[Exercise]
Copy out all lines of the records in which the word "protokoly" appears.
>> BEGIN
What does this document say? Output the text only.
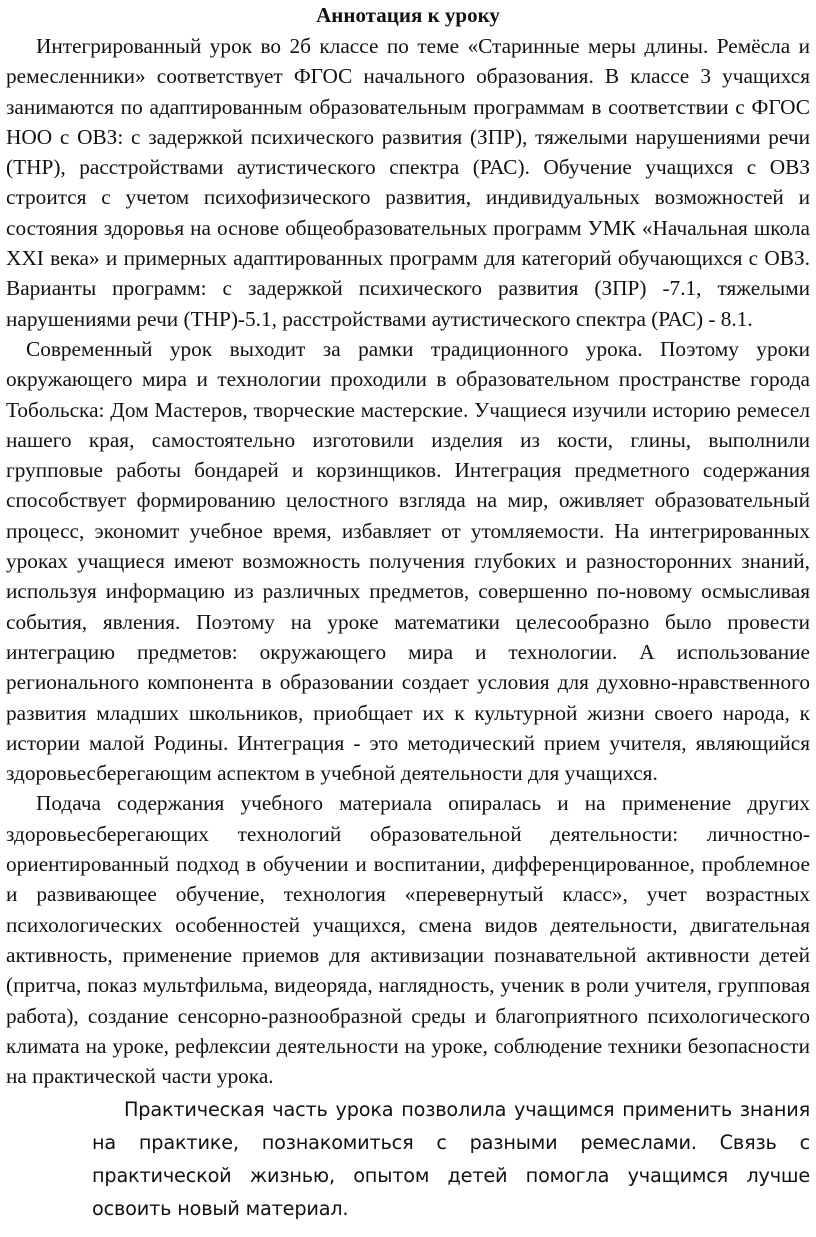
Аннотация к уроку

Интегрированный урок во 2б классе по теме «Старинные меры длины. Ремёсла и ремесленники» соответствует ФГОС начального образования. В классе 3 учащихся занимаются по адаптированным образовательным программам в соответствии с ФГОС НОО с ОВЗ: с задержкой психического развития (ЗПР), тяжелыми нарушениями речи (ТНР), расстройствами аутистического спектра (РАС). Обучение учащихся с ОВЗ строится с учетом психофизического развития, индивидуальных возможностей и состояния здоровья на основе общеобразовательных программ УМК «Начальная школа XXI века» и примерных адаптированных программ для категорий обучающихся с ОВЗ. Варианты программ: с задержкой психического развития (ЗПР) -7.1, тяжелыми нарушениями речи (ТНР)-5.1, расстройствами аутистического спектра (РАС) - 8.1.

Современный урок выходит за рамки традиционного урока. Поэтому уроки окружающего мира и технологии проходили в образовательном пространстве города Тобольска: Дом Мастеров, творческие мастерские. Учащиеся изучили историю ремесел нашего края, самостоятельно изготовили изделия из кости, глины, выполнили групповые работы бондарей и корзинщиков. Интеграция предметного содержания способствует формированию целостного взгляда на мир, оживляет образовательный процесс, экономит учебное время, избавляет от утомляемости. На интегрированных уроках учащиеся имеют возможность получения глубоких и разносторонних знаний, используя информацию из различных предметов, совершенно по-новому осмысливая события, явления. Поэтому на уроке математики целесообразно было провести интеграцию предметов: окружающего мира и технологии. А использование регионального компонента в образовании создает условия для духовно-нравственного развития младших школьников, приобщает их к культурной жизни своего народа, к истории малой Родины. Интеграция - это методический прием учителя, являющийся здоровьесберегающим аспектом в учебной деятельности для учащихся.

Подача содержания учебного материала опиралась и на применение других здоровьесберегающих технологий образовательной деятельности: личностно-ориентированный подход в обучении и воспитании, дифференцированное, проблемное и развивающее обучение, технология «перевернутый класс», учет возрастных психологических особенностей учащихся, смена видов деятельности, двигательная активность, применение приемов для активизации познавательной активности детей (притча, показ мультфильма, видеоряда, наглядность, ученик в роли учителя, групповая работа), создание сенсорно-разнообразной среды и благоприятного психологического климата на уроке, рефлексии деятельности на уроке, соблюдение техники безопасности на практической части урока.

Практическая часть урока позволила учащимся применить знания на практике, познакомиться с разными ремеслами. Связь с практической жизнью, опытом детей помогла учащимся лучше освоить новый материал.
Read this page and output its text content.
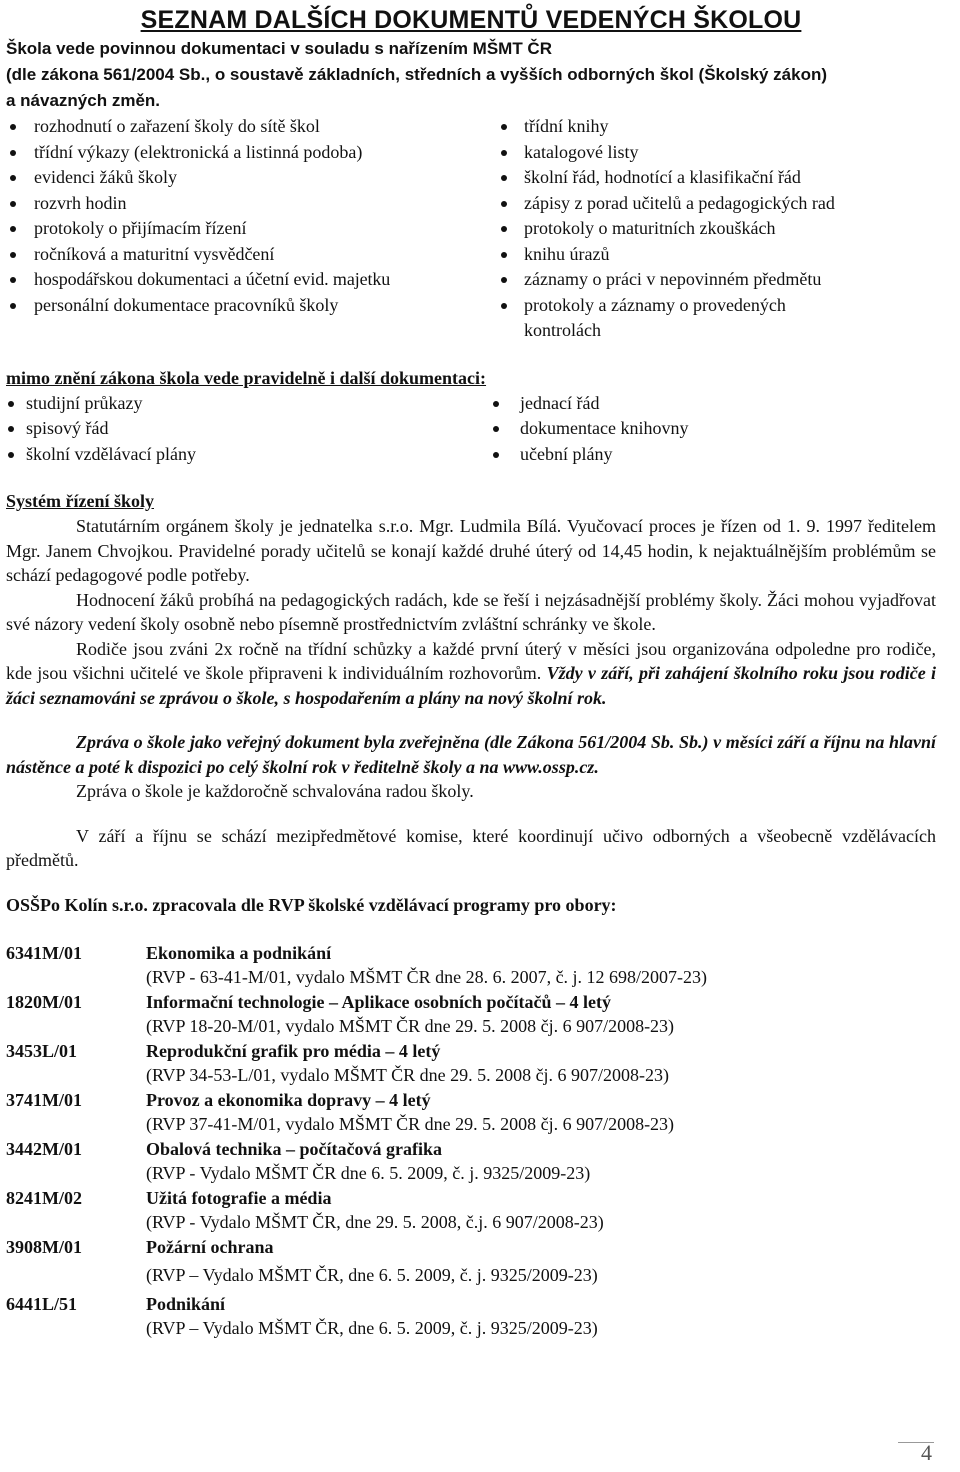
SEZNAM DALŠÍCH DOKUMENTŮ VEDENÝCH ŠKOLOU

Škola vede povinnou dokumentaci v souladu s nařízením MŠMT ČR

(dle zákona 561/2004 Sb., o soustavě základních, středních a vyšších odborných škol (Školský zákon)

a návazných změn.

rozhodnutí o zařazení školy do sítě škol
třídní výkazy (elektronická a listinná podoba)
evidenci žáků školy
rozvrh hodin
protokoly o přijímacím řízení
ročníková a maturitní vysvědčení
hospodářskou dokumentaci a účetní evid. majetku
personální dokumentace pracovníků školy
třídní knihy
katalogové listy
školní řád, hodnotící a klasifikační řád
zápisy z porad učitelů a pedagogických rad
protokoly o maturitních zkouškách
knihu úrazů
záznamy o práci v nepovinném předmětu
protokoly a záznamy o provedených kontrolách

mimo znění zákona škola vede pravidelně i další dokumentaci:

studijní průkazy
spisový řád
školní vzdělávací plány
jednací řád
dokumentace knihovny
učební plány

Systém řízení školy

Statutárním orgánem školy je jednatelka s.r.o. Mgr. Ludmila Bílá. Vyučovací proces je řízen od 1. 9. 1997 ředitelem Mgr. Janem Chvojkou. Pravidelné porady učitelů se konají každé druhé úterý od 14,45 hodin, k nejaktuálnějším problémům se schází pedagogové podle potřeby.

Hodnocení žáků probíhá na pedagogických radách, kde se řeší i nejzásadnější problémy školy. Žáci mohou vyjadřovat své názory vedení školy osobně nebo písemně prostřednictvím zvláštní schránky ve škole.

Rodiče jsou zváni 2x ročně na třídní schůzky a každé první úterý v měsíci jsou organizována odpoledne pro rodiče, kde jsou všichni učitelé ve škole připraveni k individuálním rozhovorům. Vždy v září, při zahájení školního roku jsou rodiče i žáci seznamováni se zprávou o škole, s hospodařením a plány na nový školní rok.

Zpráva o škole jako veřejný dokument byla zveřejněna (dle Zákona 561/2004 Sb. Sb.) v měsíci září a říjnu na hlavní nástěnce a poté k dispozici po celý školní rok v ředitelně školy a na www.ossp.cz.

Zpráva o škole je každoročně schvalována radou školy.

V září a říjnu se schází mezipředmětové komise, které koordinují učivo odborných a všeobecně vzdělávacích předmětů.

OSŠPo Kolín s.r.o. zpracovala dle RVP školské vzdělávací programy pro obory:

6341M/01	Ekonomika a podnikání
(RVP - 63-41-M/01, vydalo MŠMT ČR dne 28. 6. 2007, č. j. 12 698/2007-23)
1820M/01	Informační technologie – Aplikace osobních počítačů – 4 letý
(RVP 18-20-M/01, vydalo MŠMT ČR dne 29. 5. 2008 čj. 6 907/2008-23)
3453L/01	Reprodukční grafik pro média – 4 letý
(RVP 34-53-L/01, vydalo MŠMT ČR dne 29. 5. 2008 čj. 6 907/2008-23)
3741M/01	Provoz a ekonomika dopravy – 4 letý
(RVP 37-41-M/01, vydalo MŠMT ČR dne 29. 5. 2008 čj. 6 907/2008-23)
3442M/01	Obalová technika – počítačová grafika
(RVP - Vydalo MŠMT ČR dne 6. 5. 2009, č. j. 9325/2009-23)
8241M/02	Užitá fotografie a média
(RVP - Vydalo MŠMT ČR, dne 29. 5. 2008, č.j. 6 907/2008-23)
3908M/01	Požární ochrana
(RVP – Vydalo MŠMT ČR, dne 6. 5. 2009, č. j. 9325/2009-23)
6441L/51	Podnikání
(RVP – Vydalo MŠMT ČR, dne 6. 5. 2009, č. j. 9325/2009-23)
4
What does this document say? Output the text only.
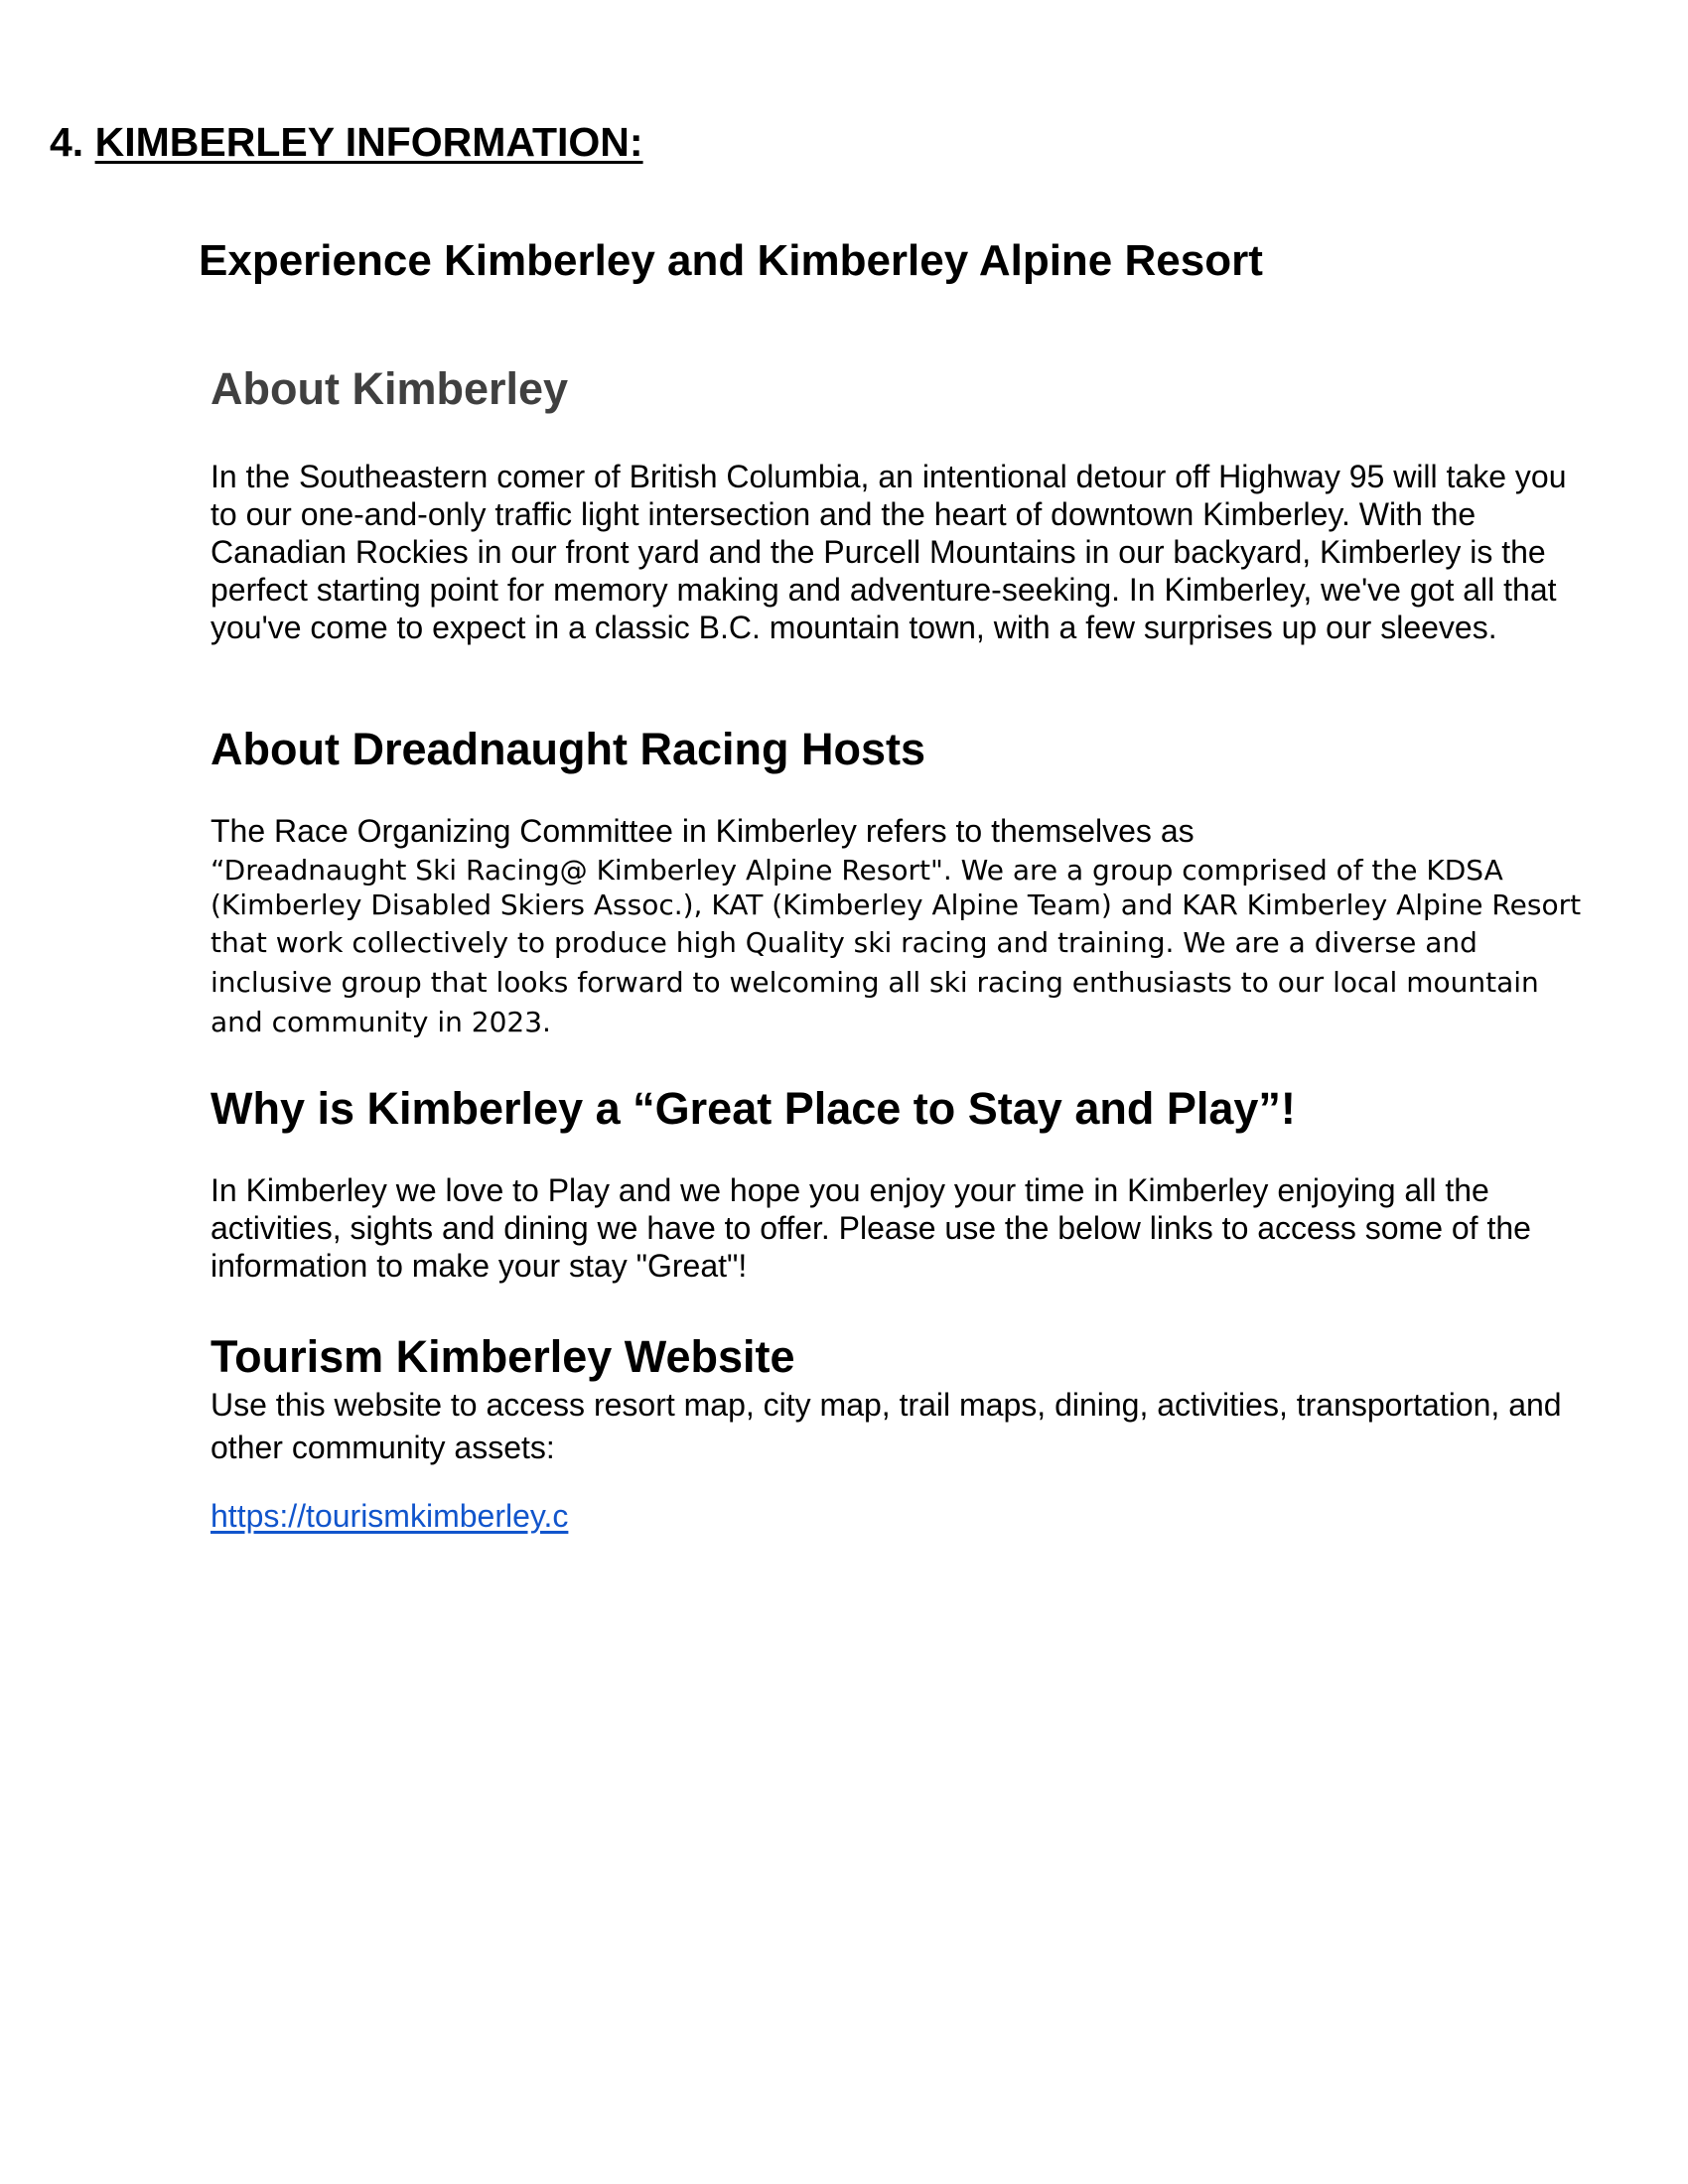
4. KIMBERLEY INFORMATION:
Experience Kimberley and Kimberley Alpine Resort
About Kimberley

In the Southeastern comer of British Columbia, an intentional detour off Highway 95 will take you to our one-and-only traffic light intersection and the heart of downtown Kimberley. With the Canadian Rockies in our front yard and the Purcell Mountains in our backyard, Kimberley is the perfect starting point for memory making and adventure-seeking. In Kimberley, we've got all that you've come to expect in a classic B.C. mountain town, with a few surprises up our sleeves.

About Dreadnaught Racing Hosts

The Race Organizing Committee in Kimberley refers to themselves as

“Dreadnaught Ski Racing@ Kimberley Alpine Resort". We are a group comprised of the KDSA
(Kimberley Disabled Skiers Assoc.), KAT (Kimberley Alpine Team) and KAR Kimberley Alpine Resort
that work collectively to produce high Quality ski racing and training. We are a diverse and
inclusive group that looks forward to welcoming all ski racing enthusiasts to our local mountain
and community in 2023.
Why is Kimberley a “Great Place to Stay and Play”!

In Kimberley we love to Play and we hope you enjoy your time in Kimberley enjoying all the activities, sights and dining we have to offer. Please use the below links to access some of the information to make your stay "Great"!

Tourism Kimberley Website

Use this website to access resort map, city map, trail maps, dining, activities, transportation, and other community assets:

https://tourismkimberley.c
>> END
[Result for this exercise]
protokoly o přijímacím řízení
protokoly o maturitních zkouškách
protokoly a záznamy o provedených kontrolách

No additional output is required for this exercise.